**** Data for the task

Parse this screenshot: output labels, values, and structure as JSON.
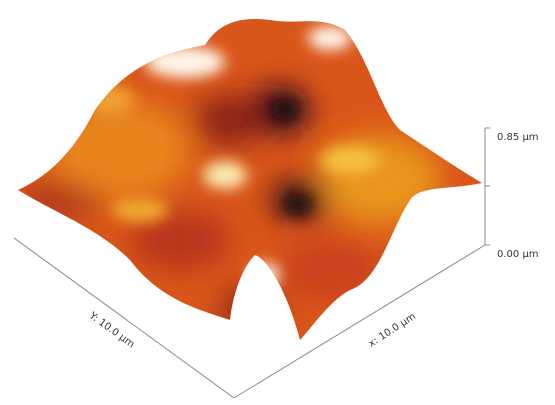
{
  "chart_data": {
    "type": "surface",
    "x_label": "x: 10.0 µm",
    "y_label": "Y: 10.0 µm",
    "zlim": [
      0,
      0.85
    ],
    "zticks": [
      {
        "value": 0,
        "label": "0.00 µm"
      },
      {
        "value": 0.85,
        "label": "0.85 µm"
      }
    ]
  }
}
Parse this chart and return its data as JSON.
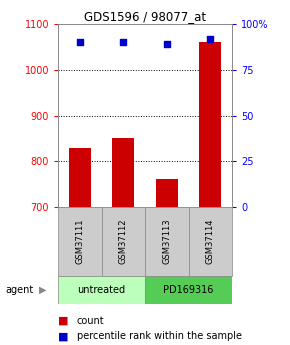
{
  "title": "GDS1596 / 98077_at",
  "samples": [
    "GSM37111",
    "GSM37112",
    "GSM37113",
    "GSM37114"
  ],
  "counts": [
    830,
    850,
    762,
    1060
  ],
  "percentiles": [
    90,
    90,
    89,
    92
  ],
  "ylim_left": [
    700,
    1100
  ],
  "ylim_right": [
    0,
    100
  ],
  "yticks_left": [
    700,
    800,
    900,
    1000,
    1100
  ],
  "yticks_right": [
    0,
    25,
    50,
    75,
    100
  ],
  "ytick_labels_right": [
    "0",
    "25",
    "50",
    "75",
    "100%"
  ],
  "bar_color": "#cc0000",
  "dot_color": "#0000cc",
  "agent_labels": [
    "untreated",
    "PD169316"
  ],
  "agent_colors": [
    "#bbffbb",
    "#55cc55"
  ],
  "sample_box_color": "#cccccc",
  "bar_width": 0.5,
  "legend_count_label": "count",
  "legend_pct_label": "percentile rank within the sample",
  "fig_width": 2.9,
  "fig_height": 3.45,
  "dpi": 100
}
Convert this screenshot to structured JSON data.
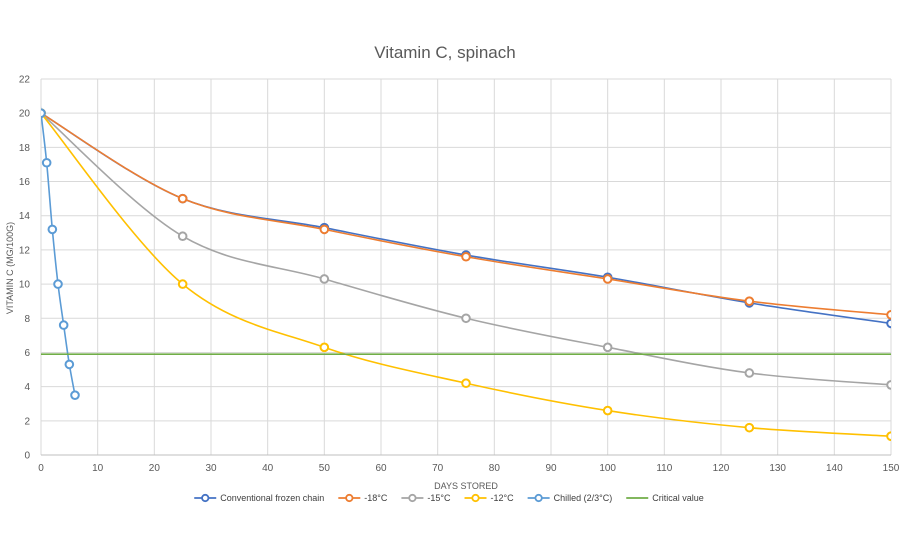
{
  "chart_data": {
    "type": "line",
    "title": "Vitamin C, spinach",
    "xlabel": "DAYS STORED",
    "ylabel": "VITAMIN C (MG/100G)",
    "xlim": [
      0,
      150
    ],
    "ylim": [
      0,
      22
    ],
    "x_ticks": [
      "0",
      "10",
      "20",
      "30",
      "40",
      "50",
      "60",
      "70",
      "80",
      "90",
      "100",
      "110",
      "120",
      "130",
      "140",
      "150"
    ],
    "y_ticks": [
      "0",
      "2",
      "4",
      "6",
      "8",
      "10",
      "12",
      "14",
      "16",
      "18",
      "20",
      "22"
    ],
    "grid": true,
    "legend_position": "bottom",
    "series": [
      {
        "name": "Conventional frozen chain",
        "color": "#4472c4",
        "marker": true,
        "points": [
          [
            0,
            20
          ],
          [
            25,
            15
          ],
          [
            50,
            13.3
          ],
          [
            75,
            11.7
          ],
          [
            100,
            10.4
          ],
          [
            125,
            8.9
          ],
          [
            150,
            7.7
          ]
        ]
      },
      {
        "name": "-18°C",
        "color": "#ed7d31",
        "marker": true,
        "points": [
          [
            0,
            20
          ],
          [
            25,
            15
          ],
          [
            50,
            13.2
          ],
          [
            75,
            11.6
          ],
          [
            100,
            10.3
          ],
          [
            125,
            9.0
          ],
          [
            150,
            8.2
          ]
        ]
      },
      {
        "name": "-15°C",
        "color": "#a5a5a5",
        "marker": true,
        "points": [
          [
            0,
            20
          ],
          [
            25,
            12.8
          ],
          [
            50,
            10.3
          ],
          [
            75,
            8.0
          ],
          [
            100,
            6.3
          ],
          [
            125,
            4.8
          ],
          [
            150,
            4.1
          ]
        ]
      },
      {
        "name": "-12°C",
        "color": "#ffc000",
        "marker": true,
        "points": [
          [
            0,
            20
          ],
          [
            25,
            10.0
          ],
          [
            50,
            6.3
          ],
          [
            75,
            4.2
          ],
          [
            100,
            2.6
          ],
          [
            125,
            1.6
          ],
          [
            150,
            1.1
          ]
        ]
      },
      {
        "name": "Chilled (2/3°C)",
        "color": "#5b9bd5",
        "marker": true,
        "points": [
          [
            0,
            20
          ],
          [
            1,
            17.1
          ],
          [
            2,
            13.2
          ],
          [
            3,
            10.0
          ],
          [
            4,
            7.6
          ],
          [
            5,
            5.3
          ],
          [
            6,
            3.5
          ]
        ]
      },
      {
        "name": "Critical value",
        "color": "#70ad47",
        "marker": false,
        "points": [
          [
            0,
            5.9
          ],
          [
            150,
            5.9
          ]
        ]
      }
    ]
  }
}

********

Exercise instructions
Give every line back word for word and leave the pictures out.

Solution to this exercise
Parse this screenshot: output labels, values, and structure as JSON.
{
  "chart_data": {
    "type": "surface",
    "x_label": "x: 10.0 µm",
    "y_label": "Y: 10.0 µm",
    "zlim": [
      0,
      0.85
    ],
    "zticks": [
      {
        "value": 0,
        "label": "0.00 µm"
      },
      {
        "value": 0.85,
        "label": "0.85 µm"
      }
    ]
  }
}
Parse this chart and return its data as JSON.
{
  "title": "GDS1596 / 98077_at",
  "samples": [
    "GSM37111",
    "GSM37112",
    "GSM37113",
    "GSM37114"
  ],
  "counts": [
    830,
    850,
    762,
    1060
  ],
  "percentiles": [
    90,
    90,
    89,
    92
  ],
  "ylim_left": [
    700,
    1100
  ],
  "ylim_right": [
    0,
    100
  ],
  "yticks_left": [
    700,
    800,
    900,
    1000,
    1100
  ],
  "yticks_right": [
    0,
    25,
    50,
    75,
    100
  ],
  "ytick_labels_right": [
    "0",
    "25",
    "50",
    "75",
    "100%"
  ],
  "bar_color": "#cc0000",
  "dot_color": "#0000cc",
  "agent_labels": [
    "untreated",
    "PD169316"
  ],
  "agent_colors": [
    "#bbffbb",
    "#55cc55"
  ],
  "sample_box_color": "#cccccc",
  "bar_width": 0.5,
  "legend_count_label": "count",
  "legend_pct_label": "percentile rank within the sample",
  "fig_width": 2.9,
  "fig_height": 3.45,
  "dpi": 100
}
Convert this screenshot to structured JSON data.
{
  "chart_data": {
    "type": "line",
    "title": "Vitamin C, spinach",
    "xlabel": "DAYS STORED",
    "ylabel": "VITAMIN C (MG/100G)",
    "xlim": [
      0,
      150
    ],
    "ylim": [
      0,
      22
    ],
    "x_ticks": [
      "0",
      "10",
      "20",
      "30",
      "40",
      "50",
      "60",
      "70",
      "80",
      "90",
      "100",
      "110",
      "120",
      "130",
      "140",
      "150"
    ],
    "y_ticks": [
      "0",
      "2",
      "4",
      "6",
      "8",
      "10",
      "12",
      "14",
      "16",
      "18",
      "20",
      "22"
    ],
    "grid": true,
    "legend_position": "bottom",
    "series": [
      {
        "name": "Conventional frozen chain",
        "color": "#4472c4",
        "marker": true,
        "points": [
          [
            0,
            20
          ],
          [
            25,
            15
          ],
          [
            50,
            13.3
          ],
          [
            75,
            11.7
          ],
          [
            100,
            10.4
          ],
          [
            125,
            8.9
          ],
          [
            150,
            7.7
          ]
        ]
      },
      {
        "name": "-18°C",
        "color": "#ed7d31",
        "marker": true,
        "points": [
          [
            0,
            20
          ],
          [
            25,
            15
          ],
          [
            50,
            13.2
          ],
          [
            75,
            11.6
          ],
          [
            100,
            10.3
          ],
          [
            125,
            9.0
          ],
          [
            150,
            8.2
          ]
        ]
      },
      {
        "name": "-15°C",
        "color": "#a5a5a5",
        "marker": true,
        "points": [
          [
            0,
            20
          ],
          [
            25,
            12.8
          ],
          [
            50,
            10.3
          ],
          [
            75,
            8.0
          ],
          [
            100,
            6.3
          ],
          [
            125,
            4.8
          ],
          [
            150,
            4.1
          ]
        ]
      },
      {
        "name": "-12°C",
        "color": "#ffc000",
        "marker": true,
        "points": [
          [
            0,
            20
          ],
          [
            25,
            10.0
          ],
          [
            50,
            6.3
          ],
          [
            75,
            4.2
          ],
          [
            100,
            2.6
          ],
          [
            125,
            1.6
          ],
          [
            150,
            1.1
          ]
        ]
      },
      {
        "name": "Chilled (2/3°C)",
        "color": "#5b9bd5",
        "marker": true,
        "points": [
          [
            0,
            20
          ],
          [
            1,
            17.1
          ],
          [
            2,
            13.2
          ],
          [
            3,
            10.0
          ],
          [
            4,
            7.6
          ],
          [
            5,
            5.3
          ],
          [
            6,
            3.5
          ]
        ]
      },
      {
        "name": "Critical value",
        "color": "#70ad47",
        "marker": false,
        "points": [
          [
            0,
            5.9
          ],
          [
            150,
            5.9
          ]
        ]
      }
    ]
  }
}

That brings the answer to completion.